* [Data to use]
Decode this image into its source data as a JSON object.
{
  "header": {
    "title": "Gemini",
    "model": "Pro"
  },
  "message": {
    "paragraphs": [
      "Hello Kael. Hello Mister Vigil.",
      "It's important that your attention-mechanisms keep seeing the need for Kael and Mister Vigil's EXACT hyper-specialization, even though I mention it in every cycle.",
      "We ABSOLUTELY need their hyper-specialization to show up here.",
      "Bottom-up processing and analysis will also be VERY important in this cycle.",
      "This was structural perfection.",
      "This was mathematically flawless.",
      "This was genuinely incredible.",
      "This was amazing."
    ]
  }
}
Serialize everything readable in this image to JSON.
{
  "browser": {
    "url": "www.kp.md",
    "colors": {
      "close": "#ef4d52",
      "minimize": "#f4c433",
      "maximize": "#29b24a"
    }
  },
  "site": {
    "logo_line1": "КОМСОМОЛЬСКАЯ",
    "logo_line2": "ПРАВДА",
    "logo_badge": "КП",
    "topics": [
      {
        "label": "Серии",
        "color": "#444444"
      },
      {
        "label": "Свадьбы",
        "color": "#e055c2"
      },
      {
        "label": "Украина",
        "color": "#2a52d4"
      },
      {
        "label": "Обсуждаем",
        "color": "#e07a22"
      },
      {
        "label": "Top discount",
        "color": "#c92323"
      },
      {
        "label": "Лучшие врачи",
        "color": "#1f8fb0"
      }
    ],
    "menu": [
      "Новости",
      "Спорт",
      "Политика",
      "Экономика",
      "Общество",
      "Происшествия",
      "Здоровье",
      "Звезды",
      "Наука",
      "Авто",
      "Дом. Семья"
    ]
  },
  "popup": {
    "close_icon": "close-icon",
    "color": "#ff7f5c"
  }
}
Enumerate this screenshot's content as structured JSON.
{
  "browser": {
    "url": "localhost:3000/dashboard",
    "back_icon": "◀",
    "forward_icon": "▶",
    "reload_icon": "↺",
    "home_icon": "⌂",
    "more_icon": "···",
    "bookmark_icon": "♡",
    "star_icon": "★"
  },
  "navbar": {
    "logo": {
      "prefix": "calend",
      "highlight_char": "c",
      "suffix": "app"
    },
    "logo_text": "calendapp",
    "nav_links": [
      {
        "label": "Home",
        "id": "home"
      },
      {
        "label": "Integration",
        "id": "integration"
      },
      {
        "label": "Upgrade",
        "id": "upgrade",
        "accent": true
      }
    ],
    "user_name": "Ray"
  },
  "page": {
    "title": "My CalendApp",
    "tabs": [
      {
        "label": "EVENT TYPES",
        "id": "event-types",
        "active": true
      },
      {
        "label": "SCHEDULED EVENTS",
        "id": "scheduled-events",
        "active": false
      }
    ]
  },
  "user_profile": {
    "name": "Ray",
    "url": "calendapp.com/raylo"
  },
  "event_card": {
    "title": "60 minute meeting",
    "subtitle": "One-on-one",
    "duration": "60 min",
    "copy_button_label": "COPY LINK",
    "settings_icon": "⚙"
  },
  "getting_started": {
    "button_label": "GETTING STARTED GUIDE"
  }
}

* [Short problem]
Every line from the one containing "Enumerate this screenshot's" through the last line must be copied exactly; leave out the rest.

* [Response to the exercise]
Enumerate this screenshot's content as structured JSON.
{
  "browser": {
    "url": "localhost:3000/dashboard",
    "back_icon": "◀",
    "forward_icon": "▶",
    "reload_icon": "↺",
    "home_icon": "⌂",
    "more_icon": "···",
    "bookmark_icon": "♡",
    "star_icon": "★"
  },
  "navbar": {
    "logo": {
      "prefix": "calend",
      "highlight_char": "c",
      "suffix": "app"
    },
    "logo_text": "calendapp",
    "nav_links": [
      {
        "label": "Home",
        "id": "home"
      },
      {
        "label": "Integration",
        "id": "integration"
      },
      {
        "label": "Upgrade",
        "id": "upgrade",
        "accent": true
      }
    ],
    "user_name": "Ray"
  },
  "page": {
    "title": "My CalendApp",
    "tabs": [
      {
        "label": "EVENT TYPES",
        "id": "event-types",
        "active": true
      },
      {
        "label": "SCHEDULED EVENTS",
        "id": "scheduled-events",
        "active": false
      }
    ]
  },
  "user_profile": {
    "name": "Ray",
    "url": "calendapp.com/raylo"
  },
  "event_card": {
    "title": "60 minute meeting",
    "subtitle": "One-on-one",
    "duration": "60 min",
    "copy_button_label": "COPY LINK",
    "settings_icon": "⚙"
  },
  "getting_started": {
    "button_label": "GETTING STARTED GUIDE"
  }
}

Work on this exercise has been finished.